Task. Images excluded, repeat each entry below exactly.
______
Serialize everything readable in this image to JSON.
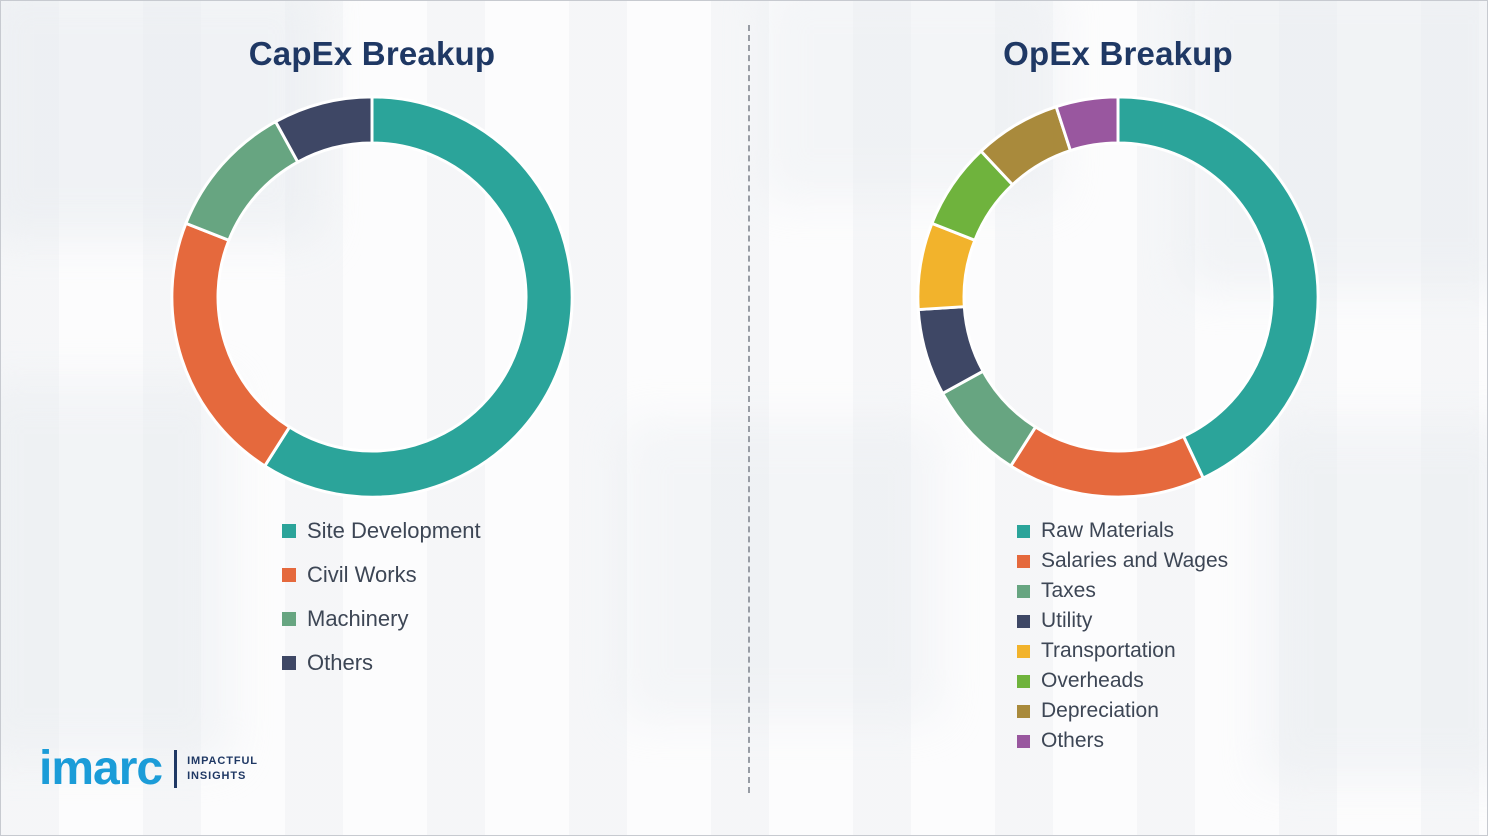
{
  "page": {
    "background_color": "#fcfcfd",
    "divider_color": "#979ca4",
    "title_color": "#1F3864",
    "legend_text_color": "#3D4655"
  },
  "chart_data": [
    {
      "type": "pie",
      "subtype": "donut",
      "title": "CapEx Breakup",
      "title_color": "#1F3864",
      "labels": [
        "Site Development",
        "Civil Works",
        "Machinery",
        "Others"
      ],
      "values": [
        59,
        22,
        11,
        8
      ],
      "unit": "percent-share-estimated-from-arc-angles",
      "colors": [
        "#2BA49A",
        "#E5693D",
        "#67A581",
        "#3E4765"
      ],
      "start_angle_deg": 0,
      "direction": "clockwise",
      "data_labels_shown": false,
      "legend_position": "below-chart-left",
      "legend_style": "spacious"
    },
    {
      "type": "pie",
      "subtype": "donut",
      "title": "OpEx Breakup",
      "title_color": "#1F3864",
      "labels": [
        "Raw Materials",
        "Salaries and Wages",
        "Taxes",
        "Utility",
        "Transportation",
        "Overheads",
        "Depreciation",
        "Others"
      ],
      "values": [
        43,
        16,
        8,
        7,
        7,
        7,
        7,
        5
      ],
      "unit": "percent-share-estimated-from-arc-angles",
      "colors": [
        "#2BA49A",
        "#E5693D",
        "#67A581",
        "#3E4765",
        "#F2B32C",
        "#6FB33D",
        "#A98A3C",
        "#99579F"
      ],
      "start_angle_deg": 0,
      "direction": "clockwise",
      "data_labels_shown": false,
      "legend_position": "below-chart-left",
      "legend_style": "compact"
    }
  ],
  "logo": {
    "brand": "imarc",
    "tagline_line1": "IMPACTFUL",
    "tagline_line2": "INSIGHTS",
    "brand_color": "#1B9CD8",
    "tagline_color": "#1F3864"
  }
}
______
Final answer.
Serialize everything readable in this image to JSON.
{
  "page": {
    "background_color": "#fcfcfd",
    "divider_color": "#979ca4",
    "title_color": "#1F3864",
    "legend_text_color": "#3D4655"
  },
  "chart_data": [
    {
      "type": "pie",
      "subtype": "donut",
      "title": "CapEx Breakup",
      "title_color": "#1F3864",
      "labels": [
        "Site Development",
        "Civil Works",
        "Machinery",
        "Others"
      ],
      "values": [
        59,
        22,
        11,
        8
      ],
      "unit": "percent-share-estimated-from-arc-angles",
      "colors": [
        "#2BA49A",
        "#E5693D",
        "#67A581",
        "#3E4765"
      ],
      "start_angle_deg": 0,
      "direction": "clockwise",
      "data_labels_shown": false,
      "legend_position": "below-chart-left",
      "legend_style": "spacious"
    },
    {
      "type": "pie",
      "subtype": "donut",
      "title": "OpEx Breakup",
      "title_color": "#1F3864",
      "labels": [
        "Raw Materials",
        "Salaries and Wages",
        "Taxes",
        "Utility",
        "Transportation",
        "Overheads",
        "Depreciation",
        "Others"
      ],
      "values": [
        43,
        16,
        8,
        7,
        7,
        7,
        7,
        5
      ],
      "unit": "percent-share-estimated-from-arc-angles",
      "colors": [
        "#2BA49A",
        "#E5693D",
        "#67A581",
        "#3E4765",
        "#F2B32C",
        "#6FB33D",
        "#A98A3C",
        "#99579F"
      ],
      "start_angle_deg": 0,
      "direction": "clockwise",
      "data_labels_shown": false,
      "legend_position": "below-chart-left",
      "legend_style": "compact"
    }
  ],
  "logo": {
    "brand": "imarc",
    "tagline_line1": "IMPACTFUL",
    "tagline_line2": "INSIGHTS",
    "brand_color": "#1B9CD8",
    "tagline_color": "#1F3864"
  }
}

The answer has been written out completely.